Pull out from the material below all lines with "this".

BEGIN

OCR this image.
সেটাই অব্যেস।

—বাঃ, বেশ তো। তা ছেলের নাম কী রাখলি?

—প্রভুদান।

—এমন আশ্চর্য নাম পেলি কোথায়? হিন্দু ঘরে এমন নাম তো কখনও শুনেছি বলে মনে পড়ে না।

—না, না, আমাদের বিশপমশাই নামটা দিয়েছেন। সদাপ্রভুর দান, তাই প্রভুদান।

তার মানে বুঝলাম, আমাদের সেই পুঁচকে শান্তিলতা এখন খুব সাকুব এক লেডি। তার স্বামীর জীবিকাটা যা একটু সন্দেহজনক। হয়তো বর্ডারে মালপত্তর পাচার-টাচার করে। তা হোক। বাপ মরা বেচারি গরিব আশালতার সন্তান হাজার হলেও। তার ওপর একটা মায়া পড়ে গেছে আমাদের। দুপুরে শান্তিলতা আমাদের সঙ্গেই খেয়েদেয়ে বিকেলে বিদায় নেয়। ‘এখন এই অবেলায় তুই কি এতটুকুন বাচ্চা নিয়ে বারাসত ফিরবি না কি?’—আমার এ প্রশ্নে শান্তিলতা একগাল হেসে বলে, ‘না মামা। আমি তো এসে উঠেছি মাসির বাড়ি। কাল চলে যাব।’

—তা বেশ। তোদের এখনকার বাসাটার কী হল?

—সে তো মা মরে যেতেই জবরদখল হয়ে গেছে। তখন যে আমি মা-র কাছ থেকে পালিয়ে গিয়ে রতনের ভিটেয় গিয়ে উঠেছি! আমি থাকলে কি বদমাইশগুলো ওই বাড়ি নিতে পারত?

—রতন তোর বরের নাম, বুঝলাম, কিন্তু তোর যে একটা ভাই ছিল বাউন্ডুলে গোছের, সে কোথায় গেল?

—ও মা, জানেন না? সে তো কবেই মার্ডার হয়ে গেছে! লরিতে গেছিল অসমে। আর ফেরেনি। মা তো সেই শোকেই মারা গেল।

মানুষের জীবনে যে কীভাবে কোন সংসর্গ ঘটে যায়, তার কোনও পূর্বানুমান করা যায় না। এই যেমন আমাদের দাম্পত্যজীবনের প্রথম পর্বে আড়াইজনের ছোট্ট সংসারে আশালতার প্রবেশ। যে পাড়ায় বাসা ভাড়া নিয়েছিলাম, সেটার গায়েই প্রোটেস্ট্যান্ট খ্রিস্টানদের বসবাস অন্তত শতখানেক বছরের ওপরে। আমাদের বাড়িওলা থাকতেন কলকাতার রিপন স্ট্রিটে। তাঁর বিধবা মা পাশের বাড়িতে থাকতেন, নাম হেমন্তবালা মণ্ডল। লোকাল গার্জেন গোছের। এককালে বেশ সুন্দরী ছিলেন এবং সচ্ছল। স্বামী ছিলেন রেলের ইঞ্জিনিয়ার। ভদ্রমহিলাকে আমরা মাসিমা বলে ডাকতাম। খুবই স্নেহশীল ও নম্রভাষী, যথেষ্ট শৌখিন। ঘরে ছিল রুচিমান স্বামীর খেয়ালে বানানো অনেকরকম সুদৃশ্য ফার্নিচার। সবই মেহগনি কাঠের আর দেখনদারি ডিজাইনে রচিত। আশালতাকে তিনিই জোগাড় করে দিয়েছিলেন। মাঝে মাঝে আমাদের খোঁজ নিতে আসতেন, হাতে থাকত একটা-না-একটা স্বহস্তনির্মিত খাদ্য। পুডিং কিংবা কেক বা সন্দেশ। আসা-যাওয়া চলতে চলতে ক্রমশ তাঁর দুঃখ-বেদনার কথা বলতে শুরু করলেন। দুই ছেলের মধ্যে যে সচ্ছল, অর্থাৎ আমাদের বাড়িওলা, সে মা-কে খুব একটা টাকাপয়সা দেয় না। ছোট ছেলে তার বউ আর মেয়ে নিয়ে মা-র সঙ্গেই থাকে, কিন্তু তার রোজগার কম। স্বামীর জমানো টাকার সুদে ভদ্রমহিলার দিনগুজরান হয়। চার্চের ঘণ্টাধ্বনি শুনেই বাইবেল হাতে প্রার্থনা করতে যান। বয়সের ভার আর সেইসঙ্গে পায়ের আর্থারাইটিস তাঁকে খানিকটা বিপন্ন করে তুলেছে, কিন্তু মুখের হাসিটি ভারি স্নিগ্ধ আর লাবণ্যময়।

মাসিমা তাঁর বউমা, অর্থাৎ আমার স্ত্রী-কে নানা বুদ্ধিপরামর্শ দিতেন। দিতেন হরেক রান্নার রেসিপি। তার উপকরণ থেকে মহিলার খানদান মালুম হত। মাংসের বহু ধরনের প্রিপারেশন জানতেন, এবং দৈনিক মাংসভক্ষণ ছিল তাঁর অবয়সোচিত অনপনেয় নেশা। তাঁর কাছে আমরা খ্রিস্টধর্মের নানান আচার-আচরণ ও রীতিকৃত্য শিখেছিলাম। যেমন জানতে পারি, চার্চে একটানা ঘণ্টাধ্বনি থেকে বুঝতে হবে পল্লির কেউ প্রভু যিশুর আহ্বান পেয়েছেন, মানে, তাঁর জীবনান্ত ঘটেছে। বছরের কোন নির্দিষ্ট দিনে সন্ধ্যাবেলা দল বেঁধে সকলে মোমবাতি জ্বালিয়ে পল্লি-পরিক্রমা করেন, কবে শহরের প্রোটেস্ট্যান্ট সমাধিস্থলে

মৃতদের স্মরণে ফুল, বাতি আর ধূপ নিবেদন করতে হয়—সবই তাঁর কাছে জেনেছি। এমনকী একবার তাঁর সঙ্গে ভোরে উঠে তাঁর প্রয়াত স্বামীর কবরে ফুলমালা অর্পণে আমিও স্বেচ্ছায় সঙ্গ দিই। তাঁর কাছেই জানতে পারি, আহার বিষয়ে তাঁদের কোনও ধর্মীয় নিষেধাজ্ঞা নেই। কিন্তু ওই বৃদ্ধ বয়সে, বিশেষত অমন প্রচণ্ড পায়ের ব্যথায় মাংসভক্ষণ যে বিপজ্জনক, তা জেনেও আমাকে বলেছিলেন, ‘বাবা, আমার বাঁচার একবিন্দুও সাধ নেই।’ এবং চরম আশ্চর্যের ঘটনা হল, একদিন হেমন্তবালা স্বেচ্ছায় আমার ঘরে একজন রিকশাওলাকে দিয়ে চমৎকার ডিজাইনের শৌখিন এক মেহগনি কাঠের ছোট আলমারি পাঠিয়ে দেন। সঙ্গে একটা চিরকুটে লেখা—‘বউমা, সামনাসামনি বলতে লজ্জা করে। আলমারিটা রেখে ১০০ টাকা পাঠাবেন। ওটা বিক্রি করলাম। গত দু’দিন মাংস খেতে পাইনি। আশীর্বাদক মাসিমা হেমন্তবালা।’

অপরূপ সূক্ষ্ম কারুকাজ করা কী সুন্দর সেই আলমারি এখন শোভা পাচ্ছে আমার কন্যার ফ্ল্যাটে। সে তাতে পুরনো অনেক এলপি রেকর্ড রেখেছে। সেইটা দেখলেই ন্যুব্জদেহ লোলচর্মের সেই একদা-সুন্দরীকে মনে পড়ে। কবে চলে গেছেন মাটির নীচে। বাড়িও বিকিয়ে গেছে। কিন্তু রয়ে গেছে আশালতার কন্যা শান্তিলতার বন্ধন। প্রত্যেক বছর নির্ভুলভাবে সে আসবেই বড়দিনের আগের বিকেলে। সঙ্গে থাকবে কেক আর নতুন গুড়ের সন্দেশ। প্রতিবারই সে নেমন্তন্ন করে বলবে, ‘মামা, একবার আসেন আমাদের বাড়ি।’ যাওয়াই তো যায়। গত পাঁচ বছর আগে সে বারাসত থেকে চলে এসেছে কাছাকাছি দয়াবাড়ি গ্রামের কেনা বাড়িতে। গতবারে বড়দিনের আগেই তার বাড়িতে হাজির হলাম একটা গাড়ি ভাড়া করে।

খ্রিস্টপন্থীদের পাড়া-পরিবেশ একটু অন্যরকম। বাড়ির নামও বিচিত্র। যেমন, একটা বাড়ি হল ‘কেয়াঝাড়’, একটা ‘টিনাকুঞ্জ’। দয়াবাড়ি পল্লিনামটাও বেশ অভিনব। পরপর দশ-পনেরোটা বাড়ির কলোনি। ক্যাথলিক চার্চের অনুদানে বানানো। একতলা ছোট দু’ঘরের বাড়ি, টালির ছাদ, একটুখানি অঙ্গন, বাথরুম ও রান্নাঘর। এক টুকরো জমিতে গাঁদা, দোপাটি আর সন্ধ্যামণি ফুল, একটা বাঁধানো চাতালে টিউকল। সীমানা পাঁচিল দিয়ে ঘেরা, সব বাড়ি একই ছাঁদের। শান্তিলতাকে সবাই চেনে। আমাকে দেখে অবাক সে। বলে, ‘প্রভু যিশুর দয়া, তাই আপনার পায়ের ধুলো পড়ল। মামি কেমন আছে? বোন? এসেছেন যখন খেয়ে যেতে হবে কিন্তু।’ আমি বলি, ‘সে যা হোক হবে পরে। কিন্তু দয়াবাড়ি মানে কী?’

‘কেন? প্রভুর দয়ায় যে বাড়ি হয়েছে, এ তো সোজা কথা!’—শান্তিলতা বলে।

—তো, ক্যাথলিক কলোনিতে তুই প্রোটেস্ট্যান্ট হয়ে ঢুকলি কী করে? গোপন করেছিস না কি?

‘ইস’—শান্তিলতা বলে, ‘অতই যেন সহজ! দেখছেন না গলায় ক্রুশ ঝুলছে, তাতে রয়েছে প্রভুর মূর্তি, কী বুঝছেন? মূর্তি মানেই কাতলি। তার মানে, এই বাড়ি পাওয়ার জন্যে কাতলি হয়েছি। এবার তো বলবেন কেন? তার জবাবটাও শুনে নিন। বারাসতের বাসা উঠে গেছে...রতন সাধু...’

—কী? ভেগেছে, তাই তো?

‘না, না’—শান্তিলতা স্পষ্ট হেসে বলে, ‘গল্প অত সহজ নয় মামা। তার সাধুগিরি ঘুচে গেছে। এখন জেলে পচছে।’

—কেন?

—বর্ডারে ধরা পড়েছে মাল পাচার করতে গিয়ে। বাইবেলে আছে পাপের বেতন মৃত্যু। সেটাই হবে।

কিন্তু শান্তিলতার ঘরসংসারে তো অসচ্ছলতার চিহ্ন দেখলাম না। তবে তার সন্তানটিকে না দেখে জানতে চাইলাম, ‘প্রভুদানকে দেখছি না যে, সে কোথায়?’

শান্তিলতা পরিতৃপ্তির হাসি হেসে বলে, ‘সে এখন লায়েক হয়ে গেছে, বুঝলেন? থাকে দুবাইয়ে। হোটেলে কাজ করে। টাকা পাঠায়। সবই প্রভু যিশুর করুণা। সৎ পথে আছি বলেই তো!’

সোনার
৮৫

END
BEGIN

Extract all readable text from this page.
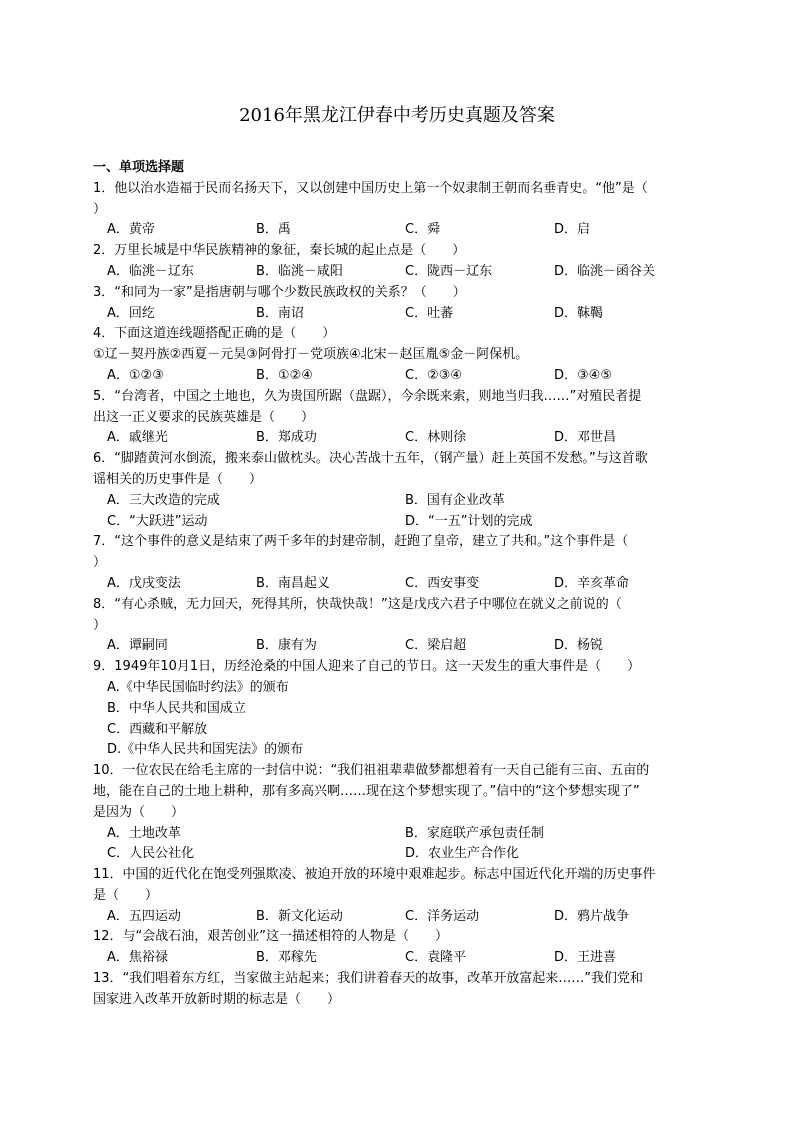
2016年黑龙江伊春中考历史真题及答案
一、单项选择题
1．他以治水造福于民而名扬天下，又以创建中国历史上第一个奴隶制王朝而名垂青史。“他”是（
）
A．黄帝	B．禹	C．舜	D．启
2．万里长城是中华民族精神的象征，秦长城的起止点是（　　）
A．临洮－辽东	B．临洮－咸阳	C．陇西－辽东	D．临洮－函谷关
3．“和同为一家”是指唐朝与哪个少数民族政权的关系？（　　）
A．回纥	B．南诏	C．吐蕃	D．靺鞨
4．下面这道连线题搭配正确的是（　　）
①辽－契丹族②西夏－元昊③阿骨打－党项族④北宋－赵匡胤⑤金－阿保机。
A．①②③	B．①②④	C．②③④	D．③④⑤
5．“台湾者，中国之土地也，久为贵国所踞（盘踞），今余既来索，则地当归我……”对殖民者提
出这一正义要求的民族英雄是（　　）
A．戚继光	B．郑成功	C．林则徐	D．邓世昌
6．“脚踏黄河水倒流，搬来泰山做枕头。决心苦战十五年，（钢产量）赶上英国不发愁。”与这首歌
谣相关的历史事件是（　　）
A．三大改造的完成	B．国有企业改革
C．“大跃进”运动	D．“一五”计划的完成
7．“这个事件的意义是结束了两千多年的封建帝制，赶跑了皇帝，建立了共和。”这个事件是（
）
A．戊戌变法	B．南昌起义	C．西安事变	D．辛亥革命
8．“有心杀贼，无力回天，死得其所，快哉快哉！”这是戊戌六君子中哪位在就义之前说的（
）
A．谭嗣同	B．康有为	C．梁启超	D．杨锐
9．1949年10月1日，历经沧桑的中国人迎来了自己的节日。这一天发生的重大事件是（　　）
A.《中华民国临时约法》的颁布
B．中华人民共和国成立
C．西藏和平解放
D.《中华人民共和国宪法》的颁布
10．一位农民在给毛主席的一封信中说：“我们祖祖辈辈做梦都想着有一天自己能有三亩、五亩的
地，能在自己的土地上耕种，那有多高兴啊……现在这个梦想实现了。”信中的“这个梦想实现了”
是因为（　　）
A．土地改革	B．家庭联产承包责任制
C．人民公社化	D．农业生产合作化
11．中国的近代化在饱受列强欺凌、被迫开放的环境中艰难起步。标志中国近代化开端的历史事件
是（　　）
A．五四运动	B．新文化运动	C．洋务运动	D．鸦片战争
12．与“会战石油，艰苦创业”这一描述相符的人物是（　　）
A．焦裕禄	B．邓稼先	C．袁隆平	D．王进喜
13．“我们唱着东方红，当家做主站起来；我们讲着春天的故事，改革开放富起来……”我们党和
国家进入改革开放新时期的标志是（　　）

END

Task result:
OCR this image.
Extract all readable text from this page.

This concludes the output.